- [JOB]:
Report each line of the data that includes the word "place".

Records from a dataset
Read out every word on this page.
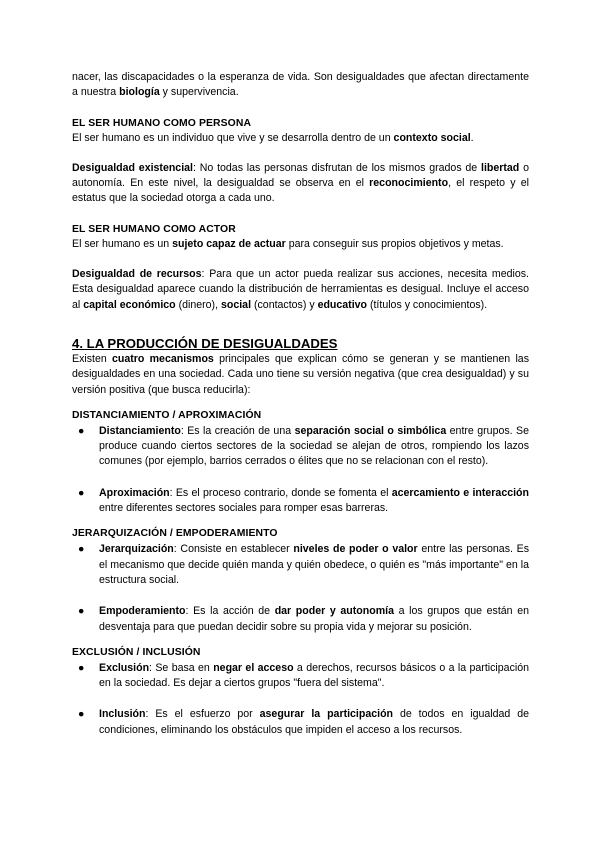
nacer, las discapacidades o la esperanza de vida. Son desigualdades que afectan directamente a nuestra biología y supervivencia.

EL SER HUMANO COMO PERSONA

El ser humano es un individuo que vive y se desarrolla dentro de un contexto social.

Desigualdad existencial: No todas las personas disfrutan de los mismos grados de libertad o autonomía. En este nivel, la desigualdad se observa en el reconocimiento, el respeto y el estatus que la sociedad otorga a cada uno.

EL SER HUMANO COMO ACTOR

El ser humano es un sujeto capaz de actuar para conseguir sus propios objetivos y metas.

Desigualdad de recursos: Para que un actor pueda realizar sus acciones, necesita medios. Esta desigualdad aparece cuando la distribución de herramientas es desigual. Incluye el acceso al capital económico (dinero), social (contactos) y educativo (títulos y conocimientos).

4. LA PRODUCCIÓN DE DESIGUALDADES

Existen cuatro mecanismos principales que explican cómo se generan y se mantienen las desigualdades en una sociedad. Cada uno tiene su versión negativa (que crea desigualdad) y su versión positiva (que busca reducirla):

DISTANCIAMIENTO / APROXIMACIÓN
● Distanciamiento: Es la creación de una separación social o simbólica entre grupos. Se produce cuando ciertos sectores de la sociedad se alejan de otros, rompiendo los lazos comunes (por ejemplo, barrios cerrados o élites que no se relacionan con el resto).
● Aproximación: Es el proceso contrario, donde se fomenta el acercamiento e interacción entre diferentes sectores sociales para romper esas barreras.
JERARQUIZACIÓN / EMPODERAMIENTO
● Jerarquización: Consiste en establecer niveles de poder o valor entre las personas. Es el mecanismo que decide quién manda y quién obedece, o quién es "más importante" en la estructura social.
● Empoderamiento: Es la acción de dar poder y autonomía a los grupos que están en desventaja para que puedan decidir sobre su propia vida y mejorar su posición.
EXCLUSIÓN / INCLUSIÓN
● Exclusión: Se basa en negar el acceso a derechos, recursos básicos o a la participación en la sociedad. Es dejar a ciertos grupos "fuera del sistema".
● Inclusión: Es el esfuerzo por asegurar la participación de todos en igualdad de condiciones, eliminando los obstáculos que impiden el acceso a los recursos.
---
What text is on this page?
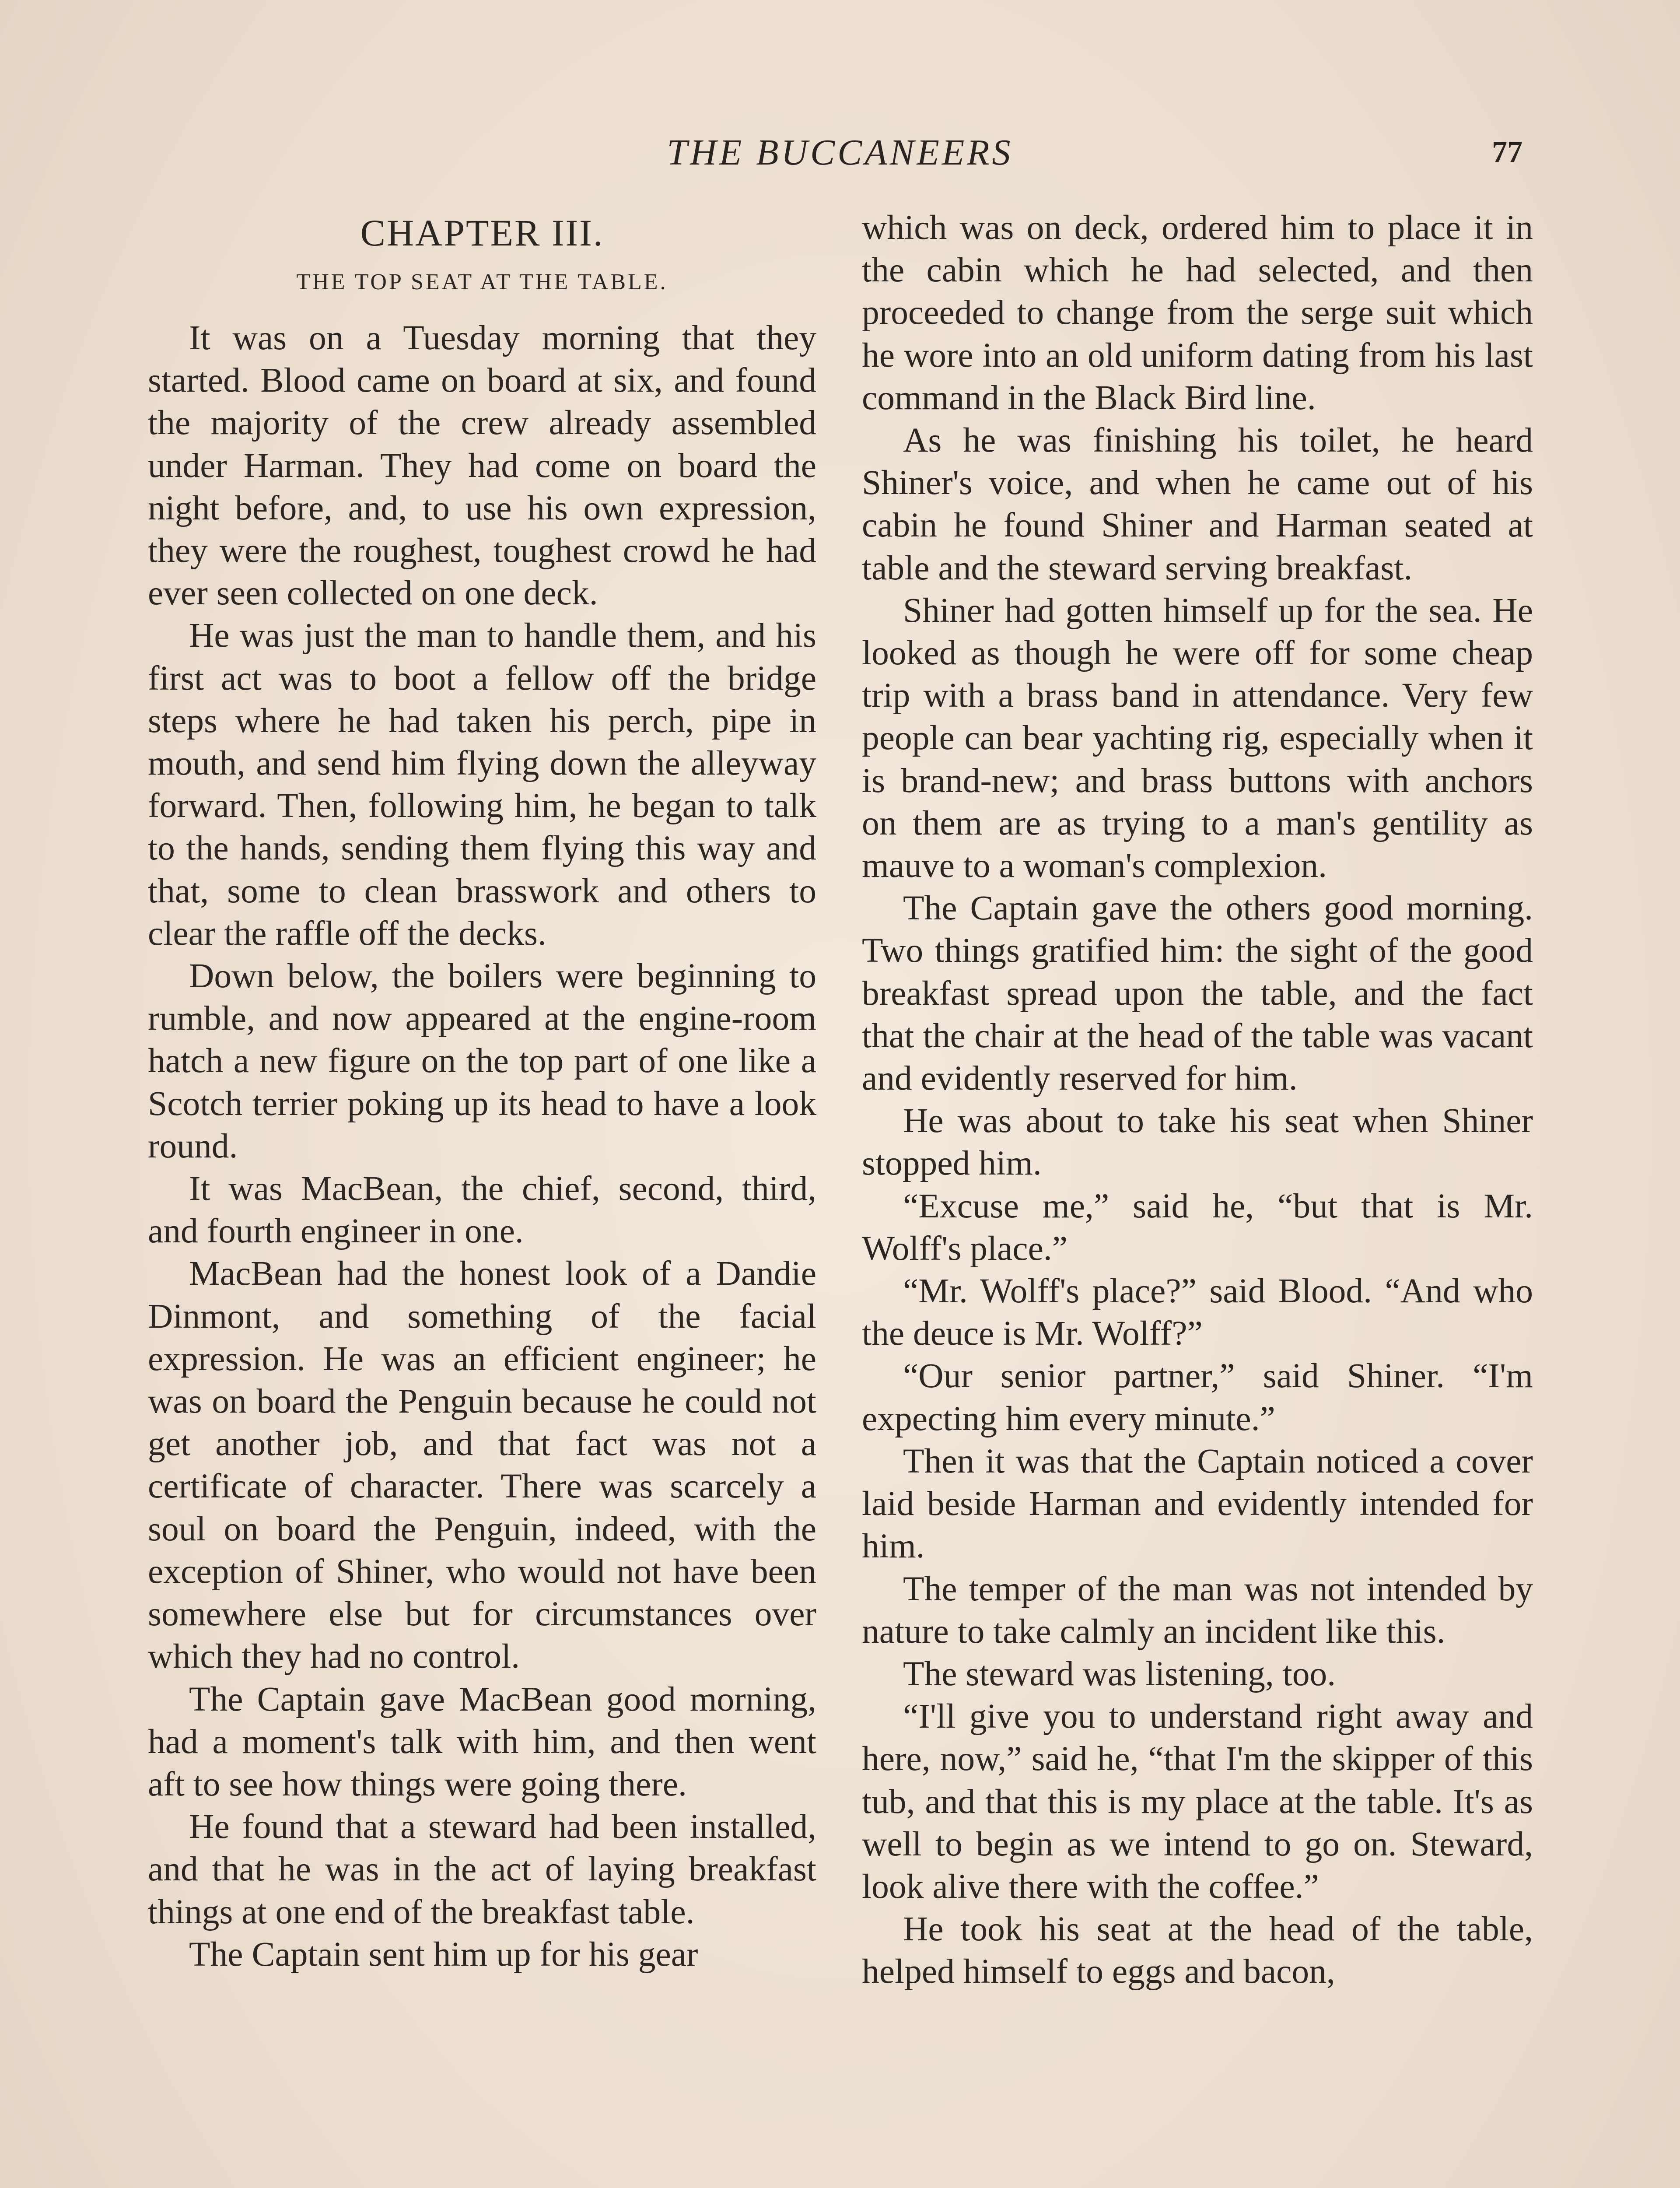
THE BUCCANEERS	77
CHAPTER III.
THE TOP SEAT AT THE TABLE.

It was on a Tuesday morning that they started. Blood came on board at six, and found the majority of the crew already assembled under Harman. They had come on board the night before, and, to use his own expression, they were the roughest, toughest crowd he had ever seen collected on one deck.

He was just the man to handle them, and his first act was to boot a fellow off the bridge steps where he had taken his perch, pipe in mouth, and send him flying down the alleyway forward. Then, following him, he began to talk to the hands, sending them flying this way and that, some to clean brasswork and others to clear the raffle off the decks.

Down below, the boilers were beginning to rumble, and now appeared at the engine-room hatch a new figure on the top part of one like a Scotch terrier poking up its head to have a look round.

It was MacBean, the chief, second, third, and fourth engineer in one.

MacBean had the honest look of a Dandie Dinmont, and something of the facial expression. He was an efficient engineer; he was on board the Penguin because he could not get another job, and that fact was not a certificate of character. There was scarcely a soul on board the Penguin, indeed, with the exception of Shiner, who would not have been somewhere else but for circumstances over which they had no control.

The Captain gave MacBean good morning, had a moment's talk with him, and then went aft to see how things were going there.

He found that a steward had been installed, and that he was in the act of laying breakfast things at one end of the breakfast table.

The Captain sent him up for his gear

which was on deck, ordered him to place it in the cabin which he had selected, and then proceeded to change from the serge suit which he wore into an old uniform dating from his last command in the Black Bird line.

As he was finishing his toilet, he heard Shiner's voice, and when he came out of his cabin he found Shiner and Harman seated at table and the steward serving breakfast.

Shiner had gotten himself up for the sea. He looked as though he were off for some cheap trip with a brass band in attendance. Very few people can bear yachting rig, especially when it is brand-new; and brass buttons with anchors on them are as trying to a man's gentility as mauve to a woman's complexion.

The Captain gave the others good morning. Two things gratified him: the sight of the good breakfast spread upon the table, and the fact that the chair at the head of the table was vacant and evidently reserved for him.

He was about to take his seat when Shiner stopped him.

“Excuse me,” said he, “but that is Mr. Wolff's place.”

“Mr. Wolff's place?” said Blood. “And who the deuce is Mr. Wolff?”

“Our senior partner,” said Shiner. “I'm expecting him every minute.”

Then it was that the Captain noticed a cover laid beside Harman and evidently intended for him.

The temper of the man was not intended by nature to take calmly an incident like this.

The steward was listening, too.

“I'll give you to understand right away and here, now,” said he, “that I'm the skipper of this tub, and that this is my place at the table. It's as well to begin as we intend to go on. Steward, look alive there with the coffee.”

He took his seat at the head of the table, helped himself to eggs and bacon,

- [EXERCISE RESULT]:
which was on deck, ordered him to place it in the cabin which he had selected, and then proceeded to change from the serge suit which he wore into an old uniform dating from his last command in the Black Bird line.
“Excuse me,” said he, “but that is Mr. Wolff's place.”
“Mr. Wolff's place?” said Blood. “And who the deuce is Mr. Wolff?”
“I'll give you to understand right away and here, now,” said he, “that I'm the skipper of this tub, and that this is my place at the table. It's as well to begin as we intend to go on. Steward, look alive there with the coffee.”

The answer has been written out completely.